Required work: Only the lines from the one with "Output a JSON" through the final line should be given again, exactly as they appear, minus the pictures.

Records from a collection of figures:
------------------------------------------------
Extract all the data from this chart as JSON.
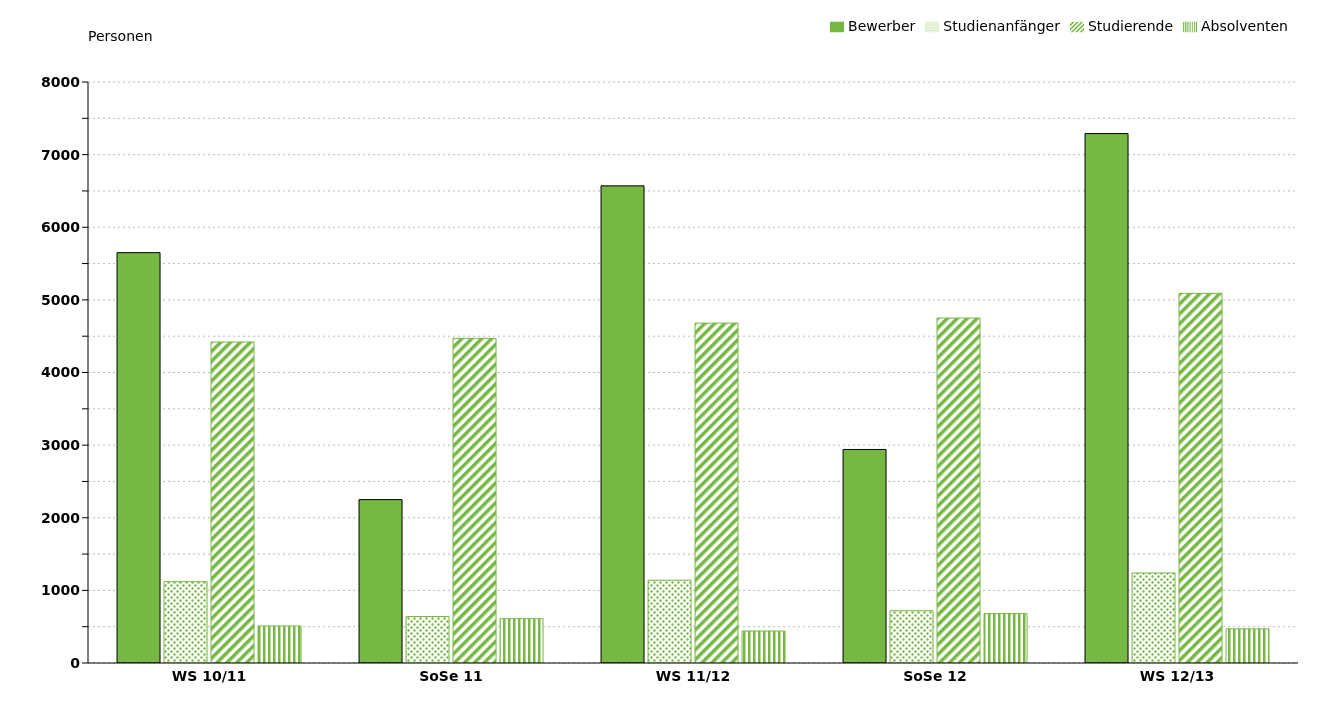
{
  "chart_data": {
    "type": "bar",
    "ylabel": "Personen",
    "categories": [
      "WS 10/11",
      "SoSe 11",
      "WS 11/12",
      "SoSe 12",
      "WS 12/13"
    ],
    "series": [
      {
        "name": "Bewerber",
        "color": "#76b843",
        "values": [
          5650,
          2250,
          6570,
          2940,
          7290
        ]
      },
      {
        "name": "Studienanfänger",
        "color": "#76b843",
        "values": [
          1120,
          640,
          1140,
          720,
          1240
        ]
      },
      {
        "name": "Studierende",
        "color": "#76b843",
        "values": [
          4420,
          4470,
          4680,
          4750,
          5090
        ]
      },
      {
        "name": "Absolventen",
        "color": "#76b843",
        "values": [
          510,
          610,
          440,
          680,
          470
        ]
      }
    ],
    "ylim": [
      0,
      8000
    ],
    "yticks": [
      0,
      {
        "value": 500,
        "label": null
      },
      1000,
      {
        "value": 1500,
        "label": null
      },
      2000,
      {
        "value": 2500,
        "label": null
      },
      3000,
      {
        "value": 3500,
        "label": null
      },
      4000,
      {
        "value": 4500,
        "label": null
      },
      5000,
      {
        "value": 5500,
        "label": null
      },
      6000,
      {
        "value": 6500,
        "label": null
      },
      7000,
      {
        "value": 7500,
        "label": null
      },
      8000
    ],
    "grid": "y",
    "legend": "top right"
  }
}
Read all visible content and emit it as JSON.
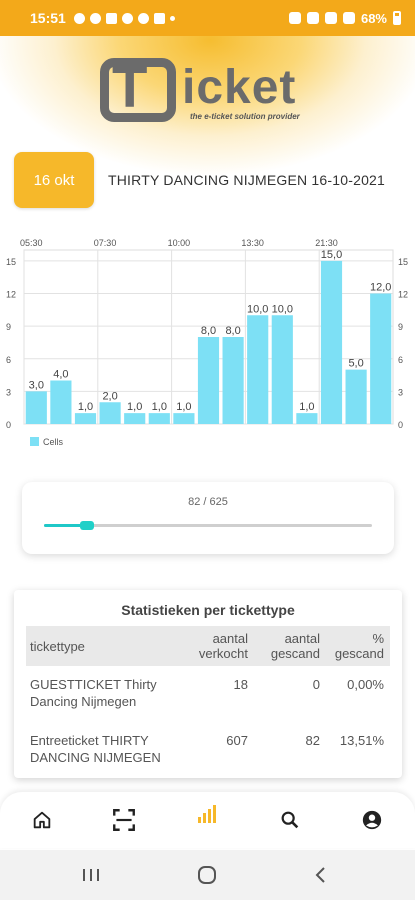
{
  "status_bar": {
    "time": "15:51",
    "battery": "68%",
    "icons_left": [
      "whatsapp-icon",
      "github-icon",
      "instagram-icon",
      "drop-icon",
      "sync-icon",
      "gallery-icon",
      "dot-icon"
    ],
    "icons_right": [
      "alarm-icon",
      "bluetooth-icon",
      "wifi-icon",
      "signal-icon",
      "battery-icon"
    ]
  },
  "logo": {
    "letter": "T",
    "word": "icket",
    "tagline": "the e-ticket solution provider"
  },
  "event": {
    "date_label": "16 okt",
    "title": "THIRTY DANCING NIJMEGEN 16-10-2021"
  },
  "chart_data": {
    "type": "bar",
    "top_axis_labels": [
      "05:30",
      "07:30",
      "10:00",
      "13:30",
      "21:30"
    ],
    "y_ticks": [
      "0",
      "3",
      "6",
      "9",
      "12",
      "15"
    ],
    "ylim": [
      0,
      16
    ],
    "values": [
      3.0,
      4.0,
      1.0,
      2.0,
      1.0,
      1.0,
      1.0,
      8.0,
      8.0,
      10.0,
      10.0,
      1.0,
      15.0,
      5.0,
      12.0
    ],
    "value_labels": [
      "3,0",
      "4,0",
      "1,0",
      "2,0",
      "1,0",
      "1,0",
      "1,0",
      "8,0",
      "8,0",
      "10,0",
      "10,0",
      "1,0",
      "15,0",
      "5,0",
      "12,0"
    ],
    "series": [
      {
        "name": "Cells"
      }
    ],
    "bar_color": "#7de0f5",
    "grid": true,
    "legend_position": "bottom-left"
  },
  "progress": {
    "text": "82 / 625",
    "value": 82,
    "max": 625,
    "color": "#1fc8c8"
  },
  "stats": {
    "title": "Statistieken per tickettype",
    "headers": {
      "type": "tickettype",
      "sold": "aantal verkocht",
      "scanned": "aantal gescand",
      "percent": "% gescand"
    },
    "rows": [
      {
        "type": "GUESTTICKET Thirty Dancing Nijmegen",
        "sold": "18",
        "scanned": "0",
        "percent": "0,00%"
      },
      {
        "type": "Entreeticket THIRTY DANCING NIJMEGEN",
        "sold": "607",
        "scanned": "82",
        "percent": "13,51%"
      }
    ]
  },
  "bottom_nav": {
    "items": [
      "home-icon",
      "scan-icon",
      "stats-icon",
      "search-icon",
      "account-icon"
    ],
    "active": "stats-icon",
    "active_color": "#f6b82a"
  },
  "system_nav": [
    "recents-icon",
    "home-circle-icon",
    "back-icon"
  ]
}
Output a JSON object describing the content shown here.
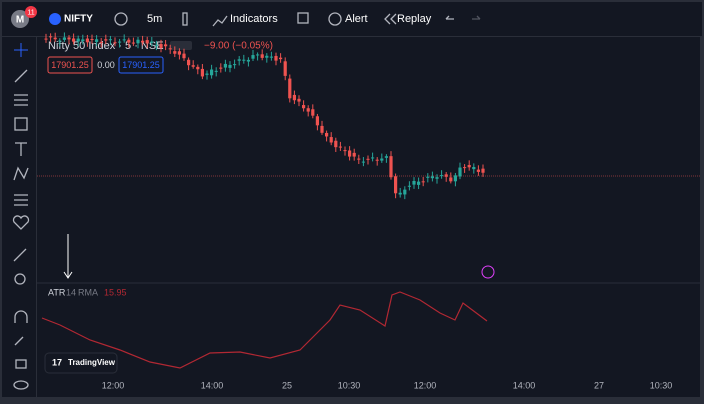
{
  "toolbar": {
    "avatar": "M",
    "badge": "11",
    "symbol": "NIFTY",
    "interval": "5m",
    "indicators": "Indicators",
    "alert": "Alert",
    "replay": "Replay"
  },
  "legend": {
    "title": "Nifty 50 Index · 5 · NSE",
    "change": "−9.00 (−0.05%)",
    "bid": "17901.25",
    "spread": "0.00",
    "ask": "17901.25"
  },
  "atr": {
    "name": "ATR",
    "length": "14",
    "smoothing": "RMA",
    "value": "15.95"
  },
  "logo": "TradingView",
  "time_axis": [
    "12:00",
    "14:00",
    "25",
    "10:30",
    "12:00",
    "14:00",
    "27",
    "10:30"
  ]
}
------------------------------------------------
Result below:
Output a JSON object describing the content shown here.
{
  "toolbar": {
    "avatar": "M",
    "badge": "11",
    "symbol": "NIFTY",
    "interval": "5m",
    "indicators": "Indicators",
    "alert": "Alert",
    "replay": "Replay"
  },
  "legend": {
    "title": "Nifty 50 Index · 5 · NSE",
    "change": "−9.00 (−0.05%)",
    "bid": "17901.25",
    "spread": "0.00",
    "ask": "17901.25"
  },
  "atr": {
    "name": "ATR",
    "length": "14",
    "smoothing": "RMA",
    "value": "15.95"
  },
  "logo": "TradingView",
  "time_axis": [
    "12:00",
    "14:00",
    "25",
    "10:30",
    "12:00",
    "14:00",
    "27",
    "10:30"
  ]
}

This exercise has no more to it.